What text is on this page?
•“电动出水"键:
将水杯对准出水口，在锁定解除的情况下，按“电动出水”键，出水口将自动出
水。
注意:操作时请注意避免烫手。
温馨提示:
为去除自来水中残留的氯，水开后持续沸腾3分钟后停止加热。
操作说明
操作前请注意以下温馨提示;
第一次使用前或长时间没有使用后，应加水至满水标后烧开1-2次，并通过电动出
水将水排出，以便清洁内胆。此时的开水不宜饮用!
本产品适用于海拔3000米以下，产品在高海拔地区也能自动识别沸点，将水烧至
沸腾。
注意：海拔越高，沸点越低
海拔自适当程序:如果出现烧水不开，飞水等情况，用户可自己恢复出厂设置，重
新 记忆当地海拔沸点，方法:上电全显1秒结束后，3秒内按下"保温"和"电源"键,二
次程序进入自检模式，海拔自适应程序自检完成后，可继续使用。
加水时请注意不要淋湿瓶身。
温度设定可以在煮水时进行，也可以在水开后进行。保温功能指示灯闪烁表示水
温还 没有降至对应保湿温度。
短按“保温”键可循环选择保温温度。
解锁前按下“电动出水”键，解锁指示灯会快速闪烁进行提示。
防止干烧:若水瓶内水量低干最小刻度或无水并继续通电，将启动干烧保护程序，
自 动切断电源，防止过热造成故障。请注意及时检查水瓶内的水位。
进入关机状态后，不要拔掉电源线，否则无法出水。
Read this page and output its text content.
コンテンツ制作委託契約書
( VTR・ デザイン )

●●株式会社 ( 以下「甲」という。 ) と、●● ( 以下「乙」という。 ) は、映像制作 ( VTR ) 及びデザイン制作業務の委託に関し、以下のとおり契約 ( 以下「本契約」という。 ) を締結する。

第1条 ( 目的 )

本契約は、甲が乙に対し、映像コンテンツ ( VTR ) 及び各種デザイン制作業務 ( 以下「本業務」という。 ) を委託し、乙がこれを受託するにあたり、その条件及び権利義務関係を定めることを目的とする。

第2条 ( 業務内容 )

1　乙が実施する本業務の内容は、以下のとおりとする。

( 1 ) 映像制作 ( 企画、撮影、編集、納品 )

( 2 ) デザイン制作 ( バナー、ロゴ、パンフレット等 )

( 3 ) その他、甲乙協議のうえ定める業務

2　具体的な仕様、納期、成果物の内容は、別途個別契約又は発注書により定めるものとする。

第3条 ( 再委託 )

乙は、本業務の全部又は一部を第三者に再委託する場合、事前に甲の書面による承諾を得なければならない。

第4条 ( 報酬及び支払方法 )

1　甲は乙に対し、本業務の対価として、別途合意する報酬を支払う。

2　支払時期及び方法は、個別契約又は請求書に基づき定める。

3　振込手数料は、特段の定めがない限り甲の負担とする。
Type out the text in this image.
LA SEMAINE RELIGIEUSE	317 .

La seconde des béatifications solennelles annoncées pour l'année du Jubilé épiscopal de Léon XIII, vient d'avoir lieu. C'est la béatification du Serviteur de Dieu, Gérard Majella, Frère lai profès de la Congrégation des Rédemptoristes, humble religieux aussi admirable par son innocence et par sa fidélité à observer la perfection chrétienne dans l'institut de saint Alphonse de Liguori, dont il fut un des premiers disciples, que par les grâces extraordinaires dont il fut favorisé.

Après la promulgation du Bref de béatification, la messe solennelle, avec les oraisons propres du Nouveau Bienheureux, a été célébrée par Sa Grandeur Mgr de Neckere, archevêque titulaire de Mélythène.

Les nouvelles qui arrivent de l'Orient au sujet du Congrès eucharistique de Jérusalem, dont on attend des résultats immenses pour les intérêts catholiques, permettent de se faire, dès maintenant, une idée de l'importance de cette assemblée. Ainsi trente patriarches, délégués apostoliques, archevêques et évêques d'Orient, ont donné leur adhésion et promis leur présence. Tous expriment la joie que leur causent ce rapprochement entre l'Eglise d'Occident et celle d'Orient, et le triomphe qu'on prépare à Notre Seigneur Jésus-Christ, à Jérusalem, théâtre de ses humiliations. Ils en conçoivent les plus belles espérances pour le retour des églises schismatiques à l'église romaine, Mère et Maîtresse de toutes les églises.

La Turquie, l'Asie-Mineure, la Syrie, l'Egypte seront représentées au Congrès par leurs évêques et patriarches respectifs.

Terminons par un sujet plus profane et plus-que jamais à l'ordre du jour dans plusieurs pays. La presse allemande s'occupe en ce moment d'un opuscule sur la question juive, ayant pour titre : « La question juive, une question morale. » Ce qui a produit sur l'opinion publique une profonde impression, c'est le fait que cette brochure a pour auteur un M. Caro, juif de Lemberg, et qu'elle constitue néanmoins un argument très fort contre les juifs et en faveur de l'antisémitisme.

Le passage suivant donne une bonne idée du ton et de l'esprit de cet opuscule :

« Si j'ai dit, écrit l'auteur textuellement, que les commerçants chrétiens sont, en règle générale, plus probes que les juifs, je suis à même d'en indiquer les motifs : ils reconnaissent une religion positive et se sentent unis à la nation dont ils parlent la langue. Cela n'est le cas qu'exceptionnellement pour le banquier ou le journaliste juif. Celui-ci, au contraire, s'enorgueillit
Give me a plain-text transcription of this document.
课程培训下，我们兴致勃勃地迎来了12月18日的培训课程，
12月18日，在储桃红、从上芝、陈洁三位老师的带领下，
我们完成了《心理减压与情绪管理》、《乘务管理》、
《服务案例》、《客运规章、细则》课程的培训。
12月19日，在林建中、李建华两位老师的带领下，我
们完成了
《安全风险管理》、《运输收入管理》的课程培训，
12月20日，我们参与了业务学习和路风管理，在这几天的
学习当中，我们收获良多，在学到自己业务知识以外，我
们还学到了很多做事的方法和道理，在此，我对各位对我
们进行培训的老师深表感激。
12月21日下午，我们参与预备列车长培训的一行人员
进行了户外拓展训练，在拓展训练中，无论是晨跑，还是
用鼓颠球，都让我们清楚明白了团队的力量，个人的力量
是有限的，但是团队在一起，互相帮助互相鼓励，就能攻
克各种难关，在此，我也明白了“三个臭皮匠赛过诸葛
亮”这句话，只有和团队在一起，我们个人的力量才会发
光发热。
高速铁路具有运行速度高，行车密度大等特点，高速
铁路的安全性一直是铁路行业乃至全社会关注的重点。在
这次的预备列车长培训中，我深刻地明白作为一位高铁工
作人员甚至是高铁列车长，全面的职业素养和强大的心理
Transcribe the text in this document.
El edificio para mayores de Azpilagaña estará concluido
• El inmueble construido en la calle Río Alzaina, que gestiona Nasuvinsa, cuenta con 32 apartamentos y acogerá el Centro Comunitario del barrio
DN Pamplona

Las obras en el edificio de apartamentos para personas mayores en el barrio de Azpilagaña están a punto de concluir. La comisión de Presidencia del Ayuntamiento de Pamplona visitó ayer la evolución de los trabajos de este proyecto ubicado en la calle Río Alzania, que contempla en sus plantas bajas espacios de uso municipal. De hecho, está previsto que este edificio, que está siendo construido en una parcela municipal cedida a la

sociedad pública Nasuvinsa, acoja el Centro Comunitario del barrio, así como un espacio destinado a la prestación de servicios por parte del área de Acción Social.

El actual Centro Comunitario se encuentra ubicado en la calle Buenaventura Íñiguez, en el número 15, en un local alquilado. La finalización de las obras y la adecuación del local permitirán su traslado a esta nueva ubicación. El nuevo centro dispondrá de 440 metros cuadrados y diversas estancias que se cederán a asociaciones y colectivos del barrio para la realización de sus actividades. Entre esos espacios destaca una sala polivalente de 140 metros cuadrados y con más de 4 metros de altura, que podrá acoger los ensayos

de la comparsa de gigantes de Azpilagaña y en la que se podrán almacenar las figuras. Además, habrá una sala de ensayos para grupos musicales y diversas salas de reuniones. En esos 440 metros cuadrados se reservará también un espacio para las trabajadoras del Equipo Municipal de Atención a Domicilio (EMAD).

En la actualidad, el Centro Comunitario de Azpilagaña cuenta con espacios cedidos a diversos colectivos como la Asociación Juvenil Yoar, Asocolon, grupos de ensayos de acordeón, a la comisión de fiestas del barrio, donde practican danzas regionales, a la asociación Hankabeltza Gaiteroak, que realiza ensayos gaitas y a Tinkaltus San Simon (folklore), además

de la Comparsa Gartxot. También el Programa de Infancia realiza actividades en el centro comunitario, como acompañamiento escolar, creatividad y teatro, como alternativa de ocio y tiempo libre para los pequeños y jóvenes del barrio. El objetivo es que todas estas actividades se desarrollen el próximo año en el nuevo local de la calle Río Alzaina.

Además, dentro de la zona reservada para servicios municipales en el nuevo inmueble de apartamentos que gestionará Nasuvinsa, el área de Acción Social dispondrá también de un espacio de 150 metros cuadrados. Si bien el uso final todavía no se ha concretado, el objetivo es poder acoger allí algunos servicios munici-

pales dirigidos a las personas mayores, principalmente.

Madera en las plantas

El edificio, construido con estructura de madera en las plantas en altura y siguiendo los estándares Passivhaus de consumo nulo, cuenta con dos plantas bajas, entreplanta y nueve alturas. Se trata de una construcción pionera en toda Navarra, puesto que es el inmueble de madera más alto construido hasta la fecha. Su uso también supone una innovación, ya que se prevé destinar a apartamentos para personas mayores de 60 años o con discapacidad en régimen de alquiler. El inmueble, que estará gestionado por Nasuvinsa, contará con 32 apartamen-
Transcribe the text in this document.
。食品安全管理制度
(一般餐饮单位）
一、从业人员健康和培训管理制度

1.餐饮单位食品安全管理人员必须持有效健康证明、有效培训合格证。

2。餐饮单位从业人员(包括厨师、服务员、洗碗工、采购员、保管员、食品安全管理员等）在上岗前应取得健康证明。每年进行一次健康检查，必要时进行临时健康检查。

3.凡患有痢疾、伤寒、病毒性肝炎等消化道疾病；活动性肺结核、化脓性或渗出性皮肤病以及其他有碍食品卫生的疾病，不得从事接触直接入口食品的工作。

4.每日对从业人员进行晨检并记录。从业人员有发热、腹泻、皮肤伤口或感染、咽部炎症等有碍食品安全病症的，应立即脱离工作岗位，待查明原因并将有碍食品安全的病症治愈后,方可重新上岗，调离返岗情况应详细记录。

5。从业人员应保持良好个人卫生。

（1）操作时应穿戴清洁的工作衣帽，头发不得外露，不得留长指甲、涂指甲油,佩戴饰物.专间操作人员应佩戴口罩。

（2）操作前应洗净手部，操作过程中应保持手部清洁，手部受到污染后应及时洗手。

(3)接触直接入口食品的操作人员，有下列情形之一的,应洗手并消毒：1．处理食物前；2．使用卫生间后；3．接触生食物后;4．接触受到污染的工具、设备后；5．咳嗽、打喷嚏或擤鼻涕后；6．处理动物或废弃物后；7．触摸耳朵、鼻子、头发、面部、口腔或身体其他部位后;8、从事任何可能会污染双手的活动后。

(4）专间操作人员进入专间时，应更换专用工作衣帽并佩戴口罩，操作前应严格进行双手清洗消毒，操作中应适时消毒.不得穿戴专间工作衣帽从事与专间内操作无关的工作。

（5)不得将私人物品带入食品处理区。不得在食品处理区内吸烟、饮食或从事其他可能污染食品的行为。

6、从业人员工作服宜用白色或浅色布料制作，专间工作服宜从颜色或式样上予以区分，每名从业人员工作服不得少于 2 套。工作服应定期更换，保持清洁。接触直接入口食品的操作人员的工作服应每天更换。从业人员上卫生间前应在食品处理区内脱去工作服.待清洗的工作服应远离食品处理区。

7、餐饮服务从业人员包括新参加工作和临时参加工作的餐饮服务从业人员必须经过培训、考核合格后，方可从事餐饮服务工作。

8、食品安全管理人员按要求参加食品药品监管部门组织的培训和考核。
•••
#### TASK TO CARRY OUT
Gather all the lines that include the word "page" and copy them out.

#### ANSWER
What text is on this page?
Read this page and output its text content.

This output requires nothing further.